(Collected data entries)
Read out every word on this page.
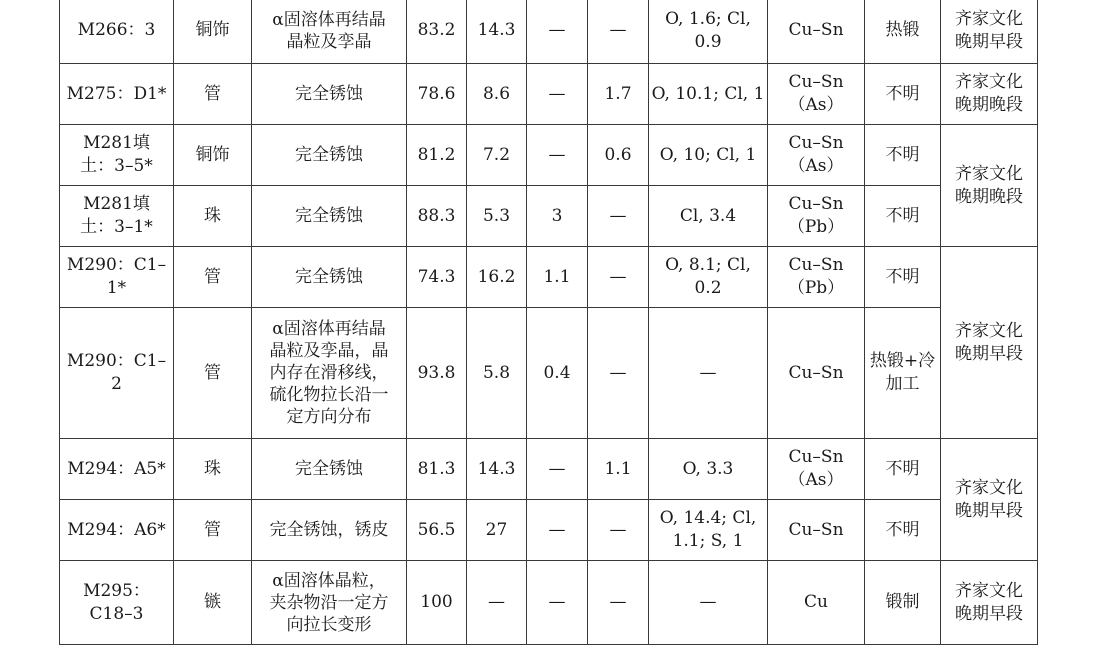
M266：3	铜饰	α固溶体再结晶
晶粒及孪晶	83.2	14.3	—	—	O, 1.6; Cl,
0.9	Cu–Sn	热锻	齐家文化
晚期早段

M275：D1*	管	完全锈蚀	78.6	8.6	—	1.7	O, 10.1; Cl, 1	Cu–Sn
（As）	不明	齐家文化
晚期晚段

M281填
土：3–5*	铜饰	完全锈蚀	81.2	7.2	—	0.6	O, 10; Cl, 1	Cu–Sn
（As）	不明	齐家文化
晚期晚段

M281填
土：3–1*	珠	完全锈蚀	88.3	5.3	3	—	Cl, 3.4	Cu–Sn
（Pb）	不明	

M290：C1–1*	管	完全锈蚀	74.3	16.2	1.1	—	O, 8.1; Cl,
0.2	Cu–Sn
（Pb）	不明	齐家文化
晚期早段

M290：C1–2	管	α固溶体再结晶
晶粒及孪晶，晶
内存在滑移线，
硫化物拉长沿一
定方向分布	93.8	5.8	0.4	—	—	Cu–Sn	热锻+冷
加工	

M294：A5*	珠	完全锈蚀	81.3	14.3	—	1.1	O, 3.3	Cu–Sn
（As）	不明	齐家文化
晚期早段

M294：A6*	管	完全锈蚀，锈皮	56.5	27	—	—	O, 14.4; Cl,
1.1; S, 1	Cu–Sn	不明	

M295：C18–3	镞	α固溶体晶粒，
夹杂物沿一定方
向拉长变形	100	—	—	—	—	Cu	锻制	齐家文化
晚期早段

* * *

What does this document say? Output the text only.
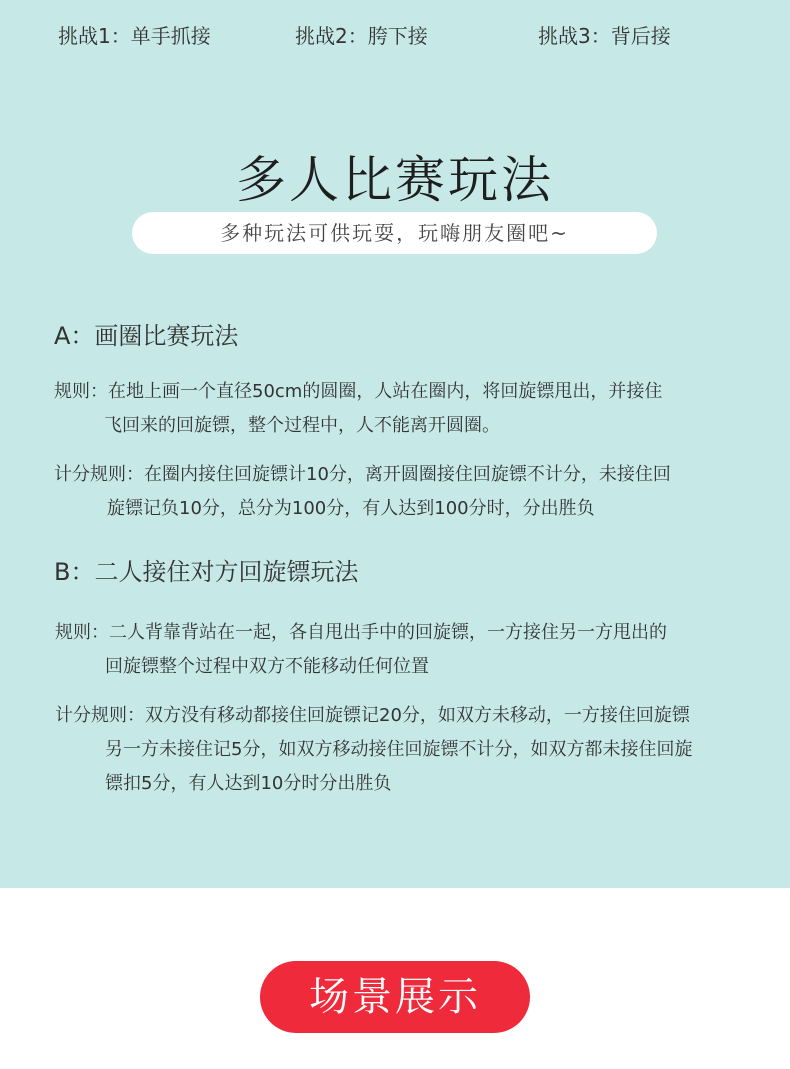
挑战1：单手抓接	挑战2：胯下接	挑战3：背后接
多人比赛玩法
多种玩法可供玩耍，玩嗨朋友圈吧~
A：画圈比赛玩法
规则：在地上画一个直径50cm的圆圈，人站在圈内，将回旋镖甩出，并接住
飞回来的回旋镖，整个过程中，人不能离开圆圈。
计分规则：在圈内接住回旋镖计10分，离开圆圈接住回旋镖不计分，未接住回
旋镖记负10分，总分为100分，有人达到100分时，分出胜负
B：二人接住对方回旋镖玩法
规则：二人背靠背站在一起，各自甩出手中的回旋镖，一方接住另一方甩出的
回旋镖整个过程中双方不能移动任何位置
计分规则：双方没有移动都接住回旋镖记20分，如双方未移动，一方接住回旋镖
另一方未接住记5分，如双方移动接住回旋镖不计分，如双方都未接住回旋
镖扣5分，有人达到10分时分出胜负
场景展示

* * *

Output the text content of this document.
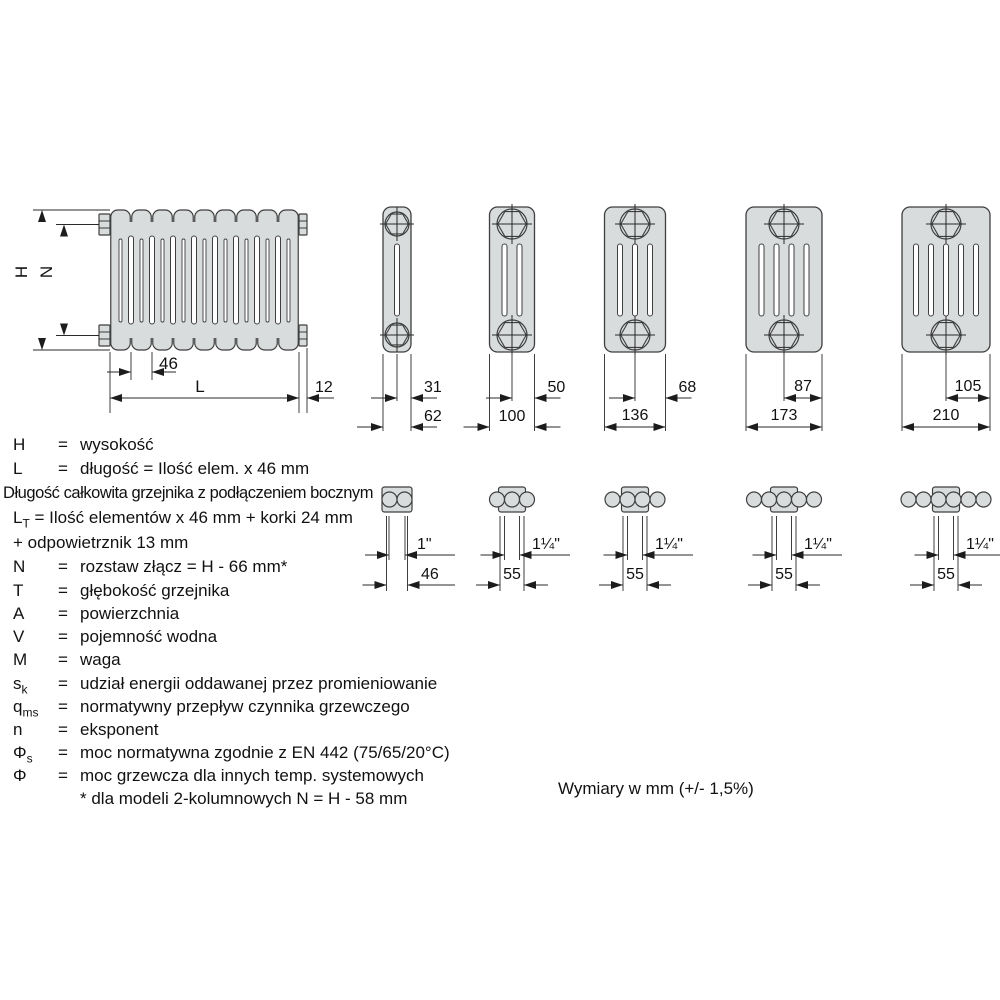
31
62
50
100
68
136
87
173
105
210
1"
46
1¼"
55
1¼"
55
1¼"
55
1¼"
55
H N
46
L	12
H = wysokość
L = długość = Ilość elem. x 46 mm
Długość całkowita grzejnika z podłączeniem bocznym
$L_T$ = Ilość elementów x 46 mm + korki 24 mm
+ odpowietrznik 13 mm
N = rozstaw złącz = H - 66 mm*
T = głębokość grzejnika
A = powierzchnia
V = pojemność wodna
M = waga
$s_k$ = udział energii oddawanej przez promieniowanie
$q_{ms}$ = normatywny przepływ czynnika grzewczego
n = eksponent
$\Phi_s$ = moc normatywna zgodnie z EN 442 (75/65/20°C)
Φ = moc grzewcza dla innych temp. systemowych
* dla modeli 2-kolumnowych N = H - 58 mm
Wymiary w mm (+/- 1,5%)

▶ _JOB_:
Your answer should be one number: how many lines in the material above contain the string "text".

▶ _TASK ANSWER_:
2